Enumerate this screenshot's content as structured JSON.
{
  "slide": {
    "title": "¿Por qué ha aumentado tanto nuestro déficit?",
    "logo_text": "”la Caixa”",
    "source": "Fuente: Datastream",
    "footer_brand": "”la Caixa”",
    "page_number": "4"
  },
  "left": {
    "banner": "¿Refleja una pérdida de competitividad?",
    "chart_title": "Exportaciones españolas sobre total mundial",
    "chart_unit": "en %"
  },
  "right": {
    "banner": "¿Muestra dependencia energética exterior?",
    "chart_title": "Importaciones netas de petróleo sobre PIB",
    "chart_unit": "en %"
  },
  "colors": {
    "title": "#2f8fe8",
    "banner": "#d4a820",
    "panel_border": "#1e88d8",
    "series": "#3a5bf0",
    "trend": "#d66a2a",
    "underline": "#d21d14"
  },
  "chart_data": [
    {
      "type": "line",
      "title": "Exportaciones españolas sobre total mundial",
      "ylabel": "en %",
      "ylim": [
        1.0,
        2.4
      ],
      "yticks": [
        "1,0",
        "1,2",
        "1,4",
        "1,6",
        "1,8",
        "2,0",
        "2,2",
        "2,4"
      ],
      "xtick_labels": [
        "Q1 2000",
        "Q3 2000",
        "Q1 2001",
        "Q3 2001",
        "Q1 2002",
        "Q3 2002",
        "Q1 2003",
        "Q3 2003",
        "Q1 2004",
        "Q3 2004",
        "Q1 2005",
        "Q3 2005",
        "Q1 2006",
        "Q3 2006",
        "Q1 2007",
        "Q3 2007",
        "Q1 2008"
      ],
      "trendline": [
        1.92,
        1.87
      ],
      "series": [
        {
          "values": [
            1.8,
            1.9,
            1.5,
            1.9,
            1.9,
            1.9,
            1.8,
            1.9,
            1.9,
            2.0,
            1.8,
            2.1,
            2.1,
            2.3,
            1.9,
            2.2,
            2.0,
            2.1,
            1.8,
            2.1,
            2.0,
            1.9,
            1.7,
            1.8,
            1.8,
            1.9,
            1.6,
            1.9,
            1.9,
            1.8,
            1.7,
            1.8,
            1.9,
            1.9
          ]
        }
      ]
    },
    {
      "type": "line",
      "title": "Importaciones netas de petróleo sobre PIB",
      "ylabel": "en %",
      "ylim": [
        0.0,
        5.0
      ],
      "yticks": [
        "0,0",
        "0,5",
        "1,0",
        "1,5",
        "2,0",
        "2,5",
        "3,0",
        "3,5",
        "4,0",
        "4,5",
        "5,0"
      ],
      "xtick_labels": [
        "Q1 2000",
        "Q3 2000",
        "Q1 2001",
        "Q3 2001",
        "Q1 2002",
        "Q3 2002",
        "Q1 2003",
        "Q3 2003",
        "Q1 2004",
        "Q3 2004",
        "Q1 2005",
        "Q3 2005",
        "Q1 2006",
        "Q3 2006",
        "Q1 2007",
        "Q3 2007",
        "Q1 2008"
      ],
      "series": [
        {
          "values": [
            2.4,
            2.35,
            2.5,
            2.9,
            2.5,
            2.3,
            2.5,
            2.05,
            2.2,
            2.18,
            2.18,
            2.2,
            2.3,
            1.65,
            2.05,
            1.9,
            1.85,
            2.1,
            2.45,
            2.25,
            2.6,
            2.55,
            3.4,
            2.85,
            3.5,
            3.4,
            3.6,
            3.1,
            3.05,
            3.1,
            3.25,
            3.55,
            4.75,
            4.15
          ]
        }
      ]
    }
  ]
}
........
Every entry above should be retyped exactly as shown.

**Solution to the problem**.
Enumerate this screenshot's content as structured JSON.
{
  "slide": {
    "title": "¿Por qué ha aumentado tanto nuestro déficit?",
    "logo_text": "”la Caixa”",
    "source": "Fuente: Datastream",
    "footer_brand": "”la Caixa”",
    "page_number": "4"
  },
  "left": {
    "banner": "¿Refleja una pérdida de competitividad?",
    "chart_title": "Exportaciones españolas sobre total mundial",
    "chart_unit": "en %"
  },
  "right": {
    "banner": "¿Muestra dependencia energética exterior?",
    "chart_title": "Importaciones netas de petróleo sobre PIB",
    "chart_unit": "en %"
  },
  "colors": {
    "title": "#2f8fe8",
    "banner": "#d4a820",
    "panel_border": "#1e88d8",
    "series": "#3a5bf0",
    "trend": "#d66a2a",
    "underline": "#d21d14"
  },
  "chart_data": [
    {
      "type": "line",
      "title": "Exportaciones españolas sobre total mundial",
      "ylabel": "en %",
      "ylim": [
        1.0,
        2.4
      ],
      "yticks": [
        "1,0",
        "1,2",
        "1,4",
        "1,6",
        "1,8",
        "2,0",
        "2,2",
        "2,4"
      ],
      "xtick_labels": [
        "Q1 2000",
        "Q3 2000",
        "Q1 2001",
        "Q3 2001",
        "Q1 2002",
        "Q3 2002",
        "Q1 2003",
        "Q3 2003",
        "Q1 2004",
        "Q3 2004",
        "Q1 2005",
        "Q3 2005",
        "Q1 2006",
        "Q3 2006",
        "Q1 2007",
        "Q3 2007",
        "Q1 2008"
      ],
      "trendline": [
        1.92,
        1.87
      ],
      "series": [
        {
          "values": [
            1.8,
            1.9,
            1.5,
            1.9,
            1.9,
            1.9,
            1.8,
            1.9,
            1.9,
            2.0,
            1.8,
            2.1,
            2.1,
            2.3,
            1.9,
            2.2,
            2.0,
            2.1,
            1.8,
            2.1,
            2.0,
            1.9,
            1.7,
            1.8,
            1.8,
            1.9,
            1.6,
            1.9,
            1.9,
            1.8,
            1.7,
            1.8,
            1.9,
            1.9
          ]
        }
      ]
    },
    {
      "type": "line",
      "title": "Importaciones netas de petróleo sobre PIB",
      "ylabel": "en %",
      "ylim": [
        0.0,
        5.0
      ],
      "yticks": [
        "0,0",
        "0,5",
        "1,0",
        "1,5",
        "2,0",
        "2,5",
        "3,0",
        "3,5",
        "4,0",
        "4,5",
        "5,0"
      ],
      "xtick_labels": [
        "Q1 2000",
        "Q3 2000",
        "Q1 2001",
        "Q3 2001",
        "Q1 2002",
        "Q3 2002",
        "Q1 2003",
        "Q3 2003",
        "Q1 2004",
        "Q3 2004",
        "Q1 2005",
        "Q3 2005",
        "Q1 2006",
        "Q3 2006",
        "Q1 2007",
        "Q3 2007",
        "Q1 2008"
      ],
      "series": [
        {
          "values": [
            2.4,
            2.35,
            2.5,
            2.9,
            2.5,
            2.3,
            2.5,
            2.05,
            2.2,
            2.18,
            2.18,
            2.2,
            2.3,
            1.65,
            2.05,
            1.9,
            1.85,
            2.1,
            2.45,
            2.25,
            2.6,
            2.55,
            3.4,
            2.85,
            3.5,
            3.4,
            3.6,
            3.1,
            3.05,
            3.1,
            3.25,
            3.55,
            4.75,
            4.15
          ]
        }
      ]
    }
  ]
}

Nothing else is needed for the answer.